--- RECORDS TO USE ---

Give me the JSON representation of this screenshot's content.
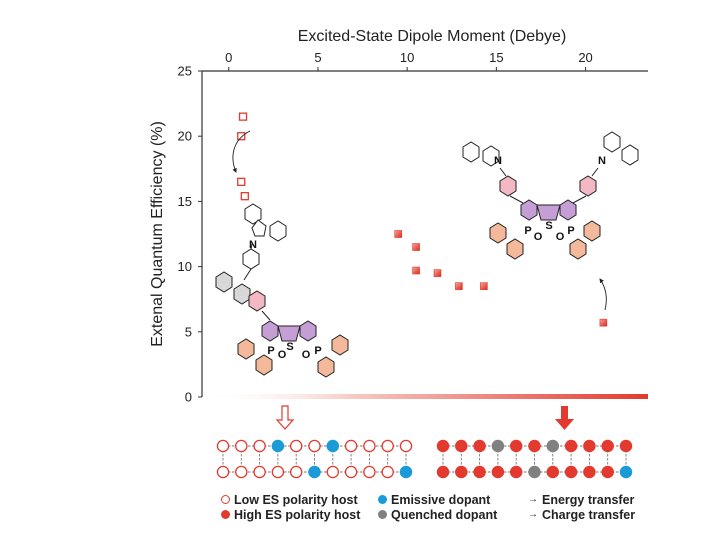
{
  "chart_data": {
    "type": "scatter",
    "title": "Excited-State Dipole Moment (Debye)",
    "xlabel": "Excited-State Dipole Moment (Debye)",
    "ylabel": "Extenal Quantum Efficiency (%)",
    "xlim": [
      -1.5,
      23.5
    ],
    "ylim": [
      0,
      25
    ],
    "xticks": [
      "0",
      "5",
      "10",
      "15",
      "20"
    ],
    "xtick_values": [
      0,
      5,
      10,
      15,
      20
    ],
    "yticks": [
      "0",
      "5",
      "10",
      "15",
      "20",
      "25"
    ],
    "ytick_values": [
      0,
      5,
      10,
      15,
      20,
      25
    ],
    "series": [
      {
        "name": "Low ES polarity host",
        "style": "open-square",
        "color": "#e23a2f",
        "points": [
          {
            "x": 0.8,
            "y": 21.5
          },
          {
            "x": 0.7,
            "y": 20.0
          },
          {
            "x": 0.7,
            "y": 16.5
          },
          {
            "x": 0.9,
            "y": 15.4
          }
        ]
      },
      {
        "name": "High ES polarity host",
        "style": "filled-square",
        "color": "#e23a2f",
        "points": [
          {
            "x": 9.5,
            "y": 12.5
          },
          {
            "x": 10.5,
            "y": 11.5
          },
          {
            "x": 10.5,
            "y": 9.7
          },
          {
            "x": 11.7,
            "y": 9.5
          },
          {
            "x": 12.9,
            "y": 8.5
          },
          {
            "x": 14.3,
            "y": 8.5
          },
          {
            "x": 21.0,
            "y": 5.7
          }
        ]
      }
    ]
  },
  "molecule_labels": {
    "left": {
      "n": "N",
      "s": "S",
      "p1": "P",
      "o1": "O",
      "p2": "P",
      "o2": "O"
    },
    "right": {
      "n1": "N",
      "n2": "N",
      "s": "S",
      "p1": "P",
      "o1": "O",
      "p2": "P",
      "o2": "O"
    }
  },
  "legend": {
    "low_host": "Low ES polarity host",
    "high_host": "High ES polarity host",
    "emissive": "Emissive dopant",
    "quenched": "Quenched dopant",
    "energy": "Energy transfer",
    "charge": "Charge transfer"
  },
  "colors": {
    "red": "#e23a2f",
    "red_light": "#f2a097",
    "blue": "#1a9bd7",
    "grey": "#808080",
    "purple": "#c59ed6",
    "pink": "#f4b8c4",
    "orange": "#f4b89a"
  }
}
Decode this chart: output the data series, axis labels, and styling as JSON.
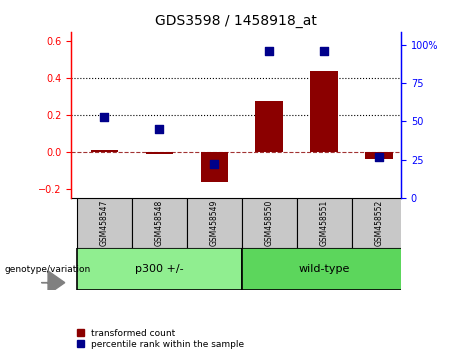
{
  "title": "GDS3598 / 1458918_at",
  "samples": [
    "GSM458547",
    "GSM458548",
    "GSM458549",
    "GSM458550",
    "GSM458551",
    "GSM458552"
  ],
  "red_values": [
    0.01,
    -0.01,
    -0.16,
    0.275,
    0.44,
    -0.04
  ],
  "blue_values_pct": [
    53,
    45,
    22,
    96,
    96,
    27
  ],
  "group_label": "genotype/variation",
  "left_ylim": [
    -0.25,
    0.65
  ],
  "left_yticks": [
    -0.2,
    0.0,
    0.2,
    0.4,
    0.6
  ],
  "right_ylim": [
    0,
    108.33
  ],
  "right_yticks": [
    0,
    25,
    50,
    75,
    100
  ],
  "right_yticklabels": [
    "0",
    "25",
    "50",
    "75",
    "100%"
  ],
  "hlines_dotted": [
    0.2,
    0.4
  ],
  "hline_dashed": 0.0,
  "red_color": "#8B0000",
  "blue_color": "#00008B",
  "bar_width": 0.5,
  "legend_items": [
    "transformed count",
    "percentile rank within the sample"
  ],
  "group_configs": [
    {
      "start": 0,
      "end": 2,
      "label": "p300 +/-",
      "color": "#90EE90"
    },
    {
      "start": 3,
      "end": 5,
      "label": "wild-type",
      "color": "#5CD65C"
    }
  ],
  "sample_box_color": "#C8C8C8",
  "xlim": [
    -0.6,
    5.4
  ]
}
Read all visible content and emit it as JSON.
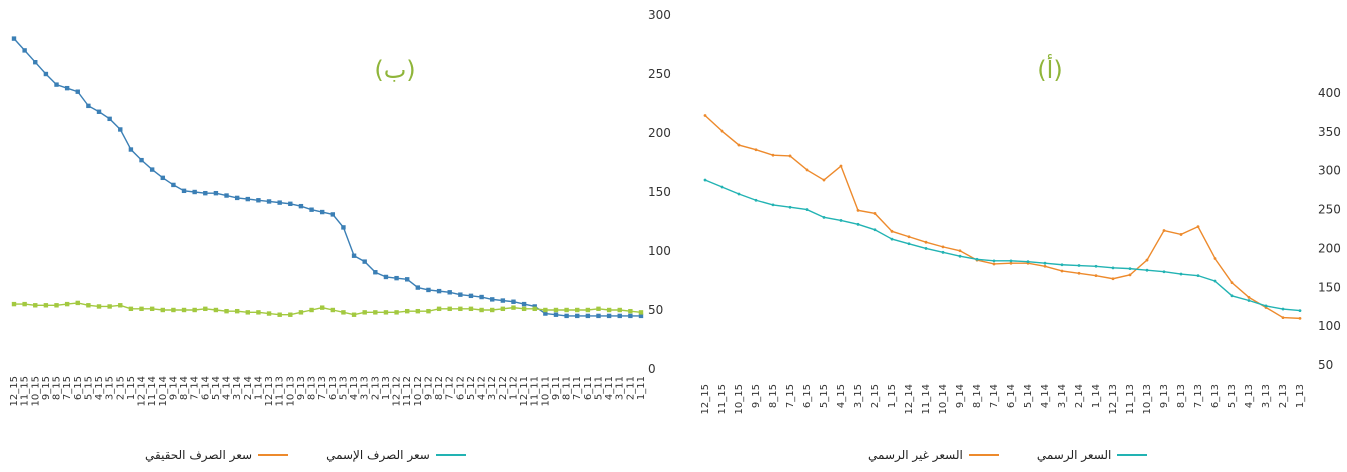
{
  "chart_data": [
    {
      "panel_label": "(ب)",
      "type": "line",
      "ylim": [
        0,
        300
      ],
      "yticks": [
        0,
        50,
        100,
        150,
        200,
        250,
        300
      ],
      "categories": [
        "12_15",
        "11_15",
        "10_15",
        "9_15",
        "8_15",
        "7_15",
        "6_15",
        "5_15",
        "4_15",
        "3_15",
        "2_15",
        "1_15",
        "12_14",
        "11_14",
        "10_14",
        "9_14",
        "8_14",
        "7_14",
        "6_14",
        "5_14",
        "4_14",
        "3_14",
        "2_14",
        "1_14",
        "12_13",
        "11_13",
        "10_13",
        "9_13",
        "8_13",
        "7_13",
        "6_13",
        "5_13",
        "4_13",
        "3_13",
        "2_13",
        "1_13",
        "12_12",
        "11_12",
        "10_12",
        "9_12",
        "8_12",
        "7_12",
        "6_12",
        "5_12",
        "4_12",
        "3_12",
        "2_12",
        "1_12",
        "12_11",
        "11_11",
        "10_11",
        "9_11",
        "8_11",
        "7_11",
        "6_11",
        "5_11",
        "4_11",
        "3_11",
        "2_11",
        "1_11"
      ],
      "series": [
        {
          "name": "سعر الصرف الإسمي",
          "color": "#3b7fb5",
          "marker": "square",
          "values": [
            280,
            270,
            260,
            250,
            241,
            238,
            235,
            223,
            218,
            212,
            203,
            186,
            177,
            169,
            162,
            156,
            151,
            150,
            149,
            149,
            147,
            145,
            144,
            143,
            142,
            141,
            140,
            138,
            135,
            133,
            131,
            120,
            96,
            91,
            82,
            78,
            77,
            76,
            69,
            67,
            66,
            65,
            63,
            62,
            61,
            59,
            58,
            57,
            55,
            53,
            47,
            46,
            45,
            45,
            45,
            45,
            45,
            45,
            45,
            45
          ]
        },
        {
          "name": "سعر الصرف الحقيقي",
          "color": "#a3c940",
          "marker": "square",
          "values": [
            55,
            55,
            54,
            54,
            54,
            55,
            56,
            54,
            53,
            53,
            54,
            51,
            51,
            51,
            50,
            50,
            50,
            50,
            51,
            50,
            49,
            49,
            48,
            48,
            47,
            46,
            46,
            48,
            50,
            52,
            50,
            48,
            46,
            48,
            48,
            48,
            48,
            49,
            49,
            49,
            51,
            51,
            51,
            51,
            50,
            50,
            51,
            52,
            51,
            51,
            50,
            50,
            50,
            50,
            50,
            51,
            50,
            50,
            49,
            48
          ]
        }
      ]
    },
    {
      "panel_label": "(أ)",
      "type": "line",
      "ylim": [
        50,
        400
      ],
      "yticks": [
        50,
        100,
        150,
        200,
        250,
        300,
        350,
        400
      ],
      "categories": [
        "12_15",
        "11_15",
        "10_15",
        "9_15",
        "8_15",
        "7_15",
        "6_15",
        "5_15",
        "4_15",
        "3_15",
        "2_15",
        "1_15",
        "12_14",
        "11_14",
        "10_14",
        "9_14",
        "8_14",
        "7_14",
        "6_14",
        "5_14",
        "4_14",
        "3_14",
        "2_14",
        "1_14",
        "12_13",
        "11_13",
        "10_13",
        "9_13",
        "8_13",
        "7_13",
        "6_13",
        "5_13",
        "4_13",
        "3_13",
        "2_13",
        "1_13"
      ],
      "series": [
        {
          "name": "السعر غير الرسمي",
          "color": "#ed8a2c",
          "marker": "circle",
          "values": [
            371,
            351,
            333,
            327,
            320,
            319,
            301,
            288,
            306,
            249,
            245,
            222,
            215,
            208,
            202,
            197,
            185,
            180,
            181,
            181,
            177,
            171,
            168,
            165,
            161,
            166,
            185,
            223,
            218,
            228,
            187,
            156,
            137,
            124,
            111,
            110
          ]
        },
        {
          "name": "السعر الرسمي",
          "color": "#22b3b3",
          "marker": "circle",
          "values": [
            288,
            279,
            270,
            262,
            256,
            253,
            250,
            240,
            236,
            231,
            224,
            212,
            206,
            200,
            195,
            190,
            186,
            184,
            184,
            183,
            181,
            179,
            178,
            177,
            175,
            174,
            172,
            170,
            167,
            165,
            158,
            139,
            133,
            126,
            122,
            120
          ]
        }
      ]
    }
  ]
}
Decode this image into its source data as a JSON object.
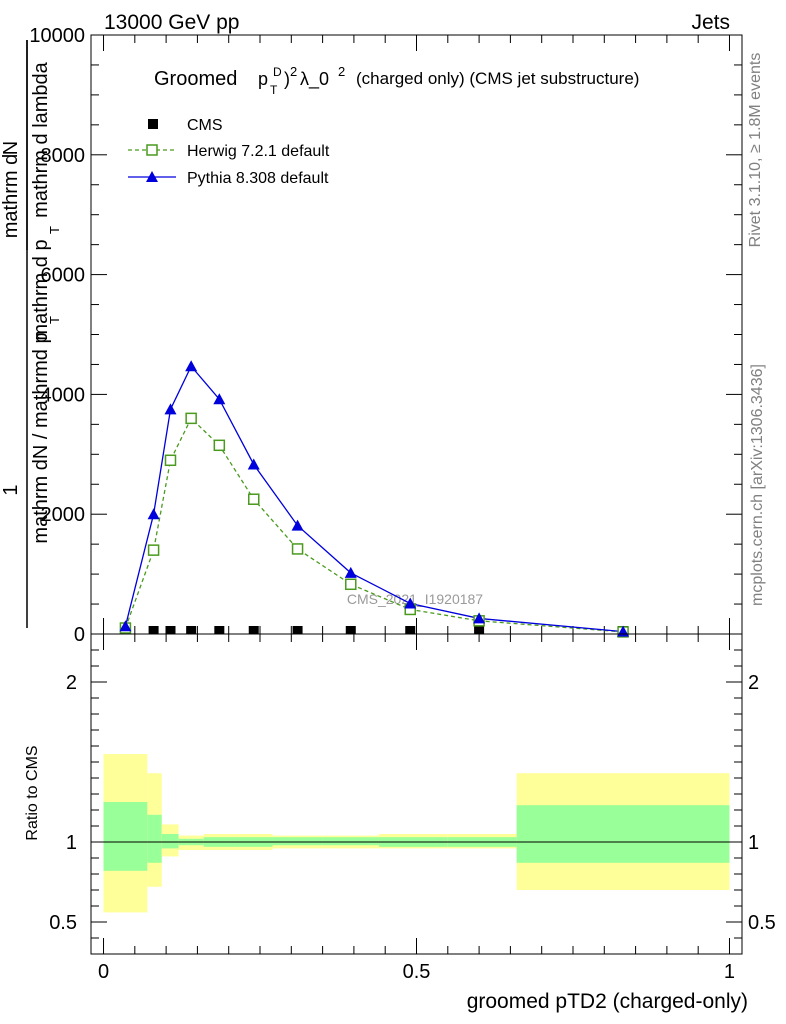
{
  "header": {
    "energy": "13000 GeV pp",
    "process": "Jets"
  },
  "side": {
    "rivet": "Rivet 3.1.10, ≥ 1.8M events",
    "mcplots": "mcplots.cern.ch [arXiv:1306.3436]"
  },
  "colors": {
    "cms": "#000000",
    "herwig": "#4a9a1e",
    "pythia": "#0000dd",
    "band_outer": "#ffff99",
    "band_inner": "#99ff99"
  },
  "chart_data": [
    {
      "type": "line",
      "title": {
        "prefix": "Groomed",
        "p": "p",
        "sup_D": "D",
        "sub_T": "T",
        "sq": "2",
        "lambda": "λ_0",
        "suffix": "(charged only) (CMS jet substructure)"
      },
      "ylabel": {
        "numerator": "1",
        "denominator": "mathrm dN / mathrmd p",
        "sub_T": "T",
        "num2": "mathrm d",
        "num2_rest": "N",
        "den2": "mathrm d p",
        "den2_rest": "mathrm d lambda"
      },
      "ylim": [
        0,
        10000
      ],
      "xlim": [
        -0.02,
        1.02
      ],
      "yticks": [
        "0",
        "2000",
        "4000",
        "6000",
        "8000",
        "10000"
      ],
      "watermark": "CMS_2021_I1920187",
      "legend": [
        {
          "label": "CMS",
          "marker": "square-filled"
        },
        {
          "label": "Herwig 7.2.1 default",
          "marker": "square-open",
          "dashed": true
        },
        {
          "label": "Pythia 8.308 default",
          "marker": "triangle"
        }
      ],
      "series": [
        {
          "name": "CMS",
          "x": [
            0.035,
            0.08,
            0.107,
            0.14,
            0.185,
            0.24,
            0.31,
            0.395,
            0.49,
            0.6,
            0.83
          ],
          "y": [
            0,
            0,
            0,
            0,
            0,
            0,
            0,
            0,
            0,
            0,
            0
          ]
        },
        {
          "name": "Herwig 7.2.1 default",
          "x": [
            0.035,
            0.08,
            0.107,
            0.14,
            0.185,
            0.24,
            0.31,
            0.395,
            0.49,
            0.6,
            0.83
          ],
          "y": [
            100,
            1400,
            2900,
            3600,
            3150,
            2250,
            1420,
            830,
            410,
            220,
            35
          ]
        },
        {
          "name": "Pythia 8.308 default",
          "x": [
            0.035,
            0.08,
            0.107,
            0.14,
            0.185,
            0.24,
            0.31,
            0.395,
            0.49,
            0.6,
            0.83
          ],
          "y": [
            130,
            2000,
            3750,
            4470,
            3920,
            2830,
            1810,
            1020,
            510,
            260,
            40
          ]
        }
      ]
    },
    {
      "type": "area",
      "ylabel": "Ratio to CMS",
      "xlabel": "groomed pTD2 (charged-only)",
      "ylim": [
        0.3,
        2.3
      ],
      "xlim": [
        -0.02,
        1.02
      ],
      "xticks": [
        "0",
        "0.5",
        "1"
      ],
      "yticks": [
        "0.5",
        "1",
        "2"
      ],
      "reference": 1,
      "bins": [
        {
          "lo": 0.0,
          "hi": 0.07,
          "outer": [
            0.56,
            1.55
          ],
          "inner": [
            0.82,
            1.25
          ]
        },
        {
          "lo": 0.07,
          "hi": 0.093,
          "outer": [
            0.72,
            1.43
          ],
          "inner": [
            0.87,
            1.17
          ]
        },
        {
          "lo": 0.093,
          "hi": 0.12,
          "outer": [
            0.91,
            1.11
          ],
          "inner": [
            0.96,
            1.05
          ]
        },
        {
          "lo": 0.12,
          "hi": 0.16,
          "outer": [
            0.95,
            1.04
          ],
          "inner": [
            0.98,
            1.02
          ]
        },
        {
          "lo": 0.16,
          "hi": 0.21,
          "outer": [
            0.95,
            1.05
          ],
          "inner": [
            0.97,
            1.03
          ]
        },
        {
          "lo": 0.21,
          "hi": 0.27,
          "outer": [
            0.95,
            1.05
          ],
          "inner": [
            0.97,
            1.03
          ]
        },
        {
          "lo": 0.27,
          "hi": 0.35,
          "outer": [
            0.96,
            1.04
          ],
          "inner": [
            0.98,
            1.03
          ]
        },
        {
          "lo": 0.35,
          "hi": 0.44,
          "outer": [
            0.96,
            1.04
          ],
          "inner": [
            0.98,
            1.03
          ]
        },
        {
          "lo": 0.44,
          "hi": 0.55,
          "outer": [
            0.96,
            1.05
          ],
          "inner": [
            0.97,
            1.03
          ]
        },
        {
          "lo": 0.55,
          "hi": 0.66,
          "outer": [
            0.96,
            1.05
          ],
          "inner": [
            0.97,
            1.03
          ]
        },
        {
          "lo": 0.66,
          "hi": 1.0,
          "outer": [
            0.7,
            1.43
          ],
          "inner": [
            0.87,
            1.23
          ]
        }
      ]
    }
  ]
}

---

**WORK TO DO:** Find each line holding "dopant". Copy it out.

**RESPONSE:**
    "emissive": "Emissive dopant",
    "quenched": "Quenched dopant",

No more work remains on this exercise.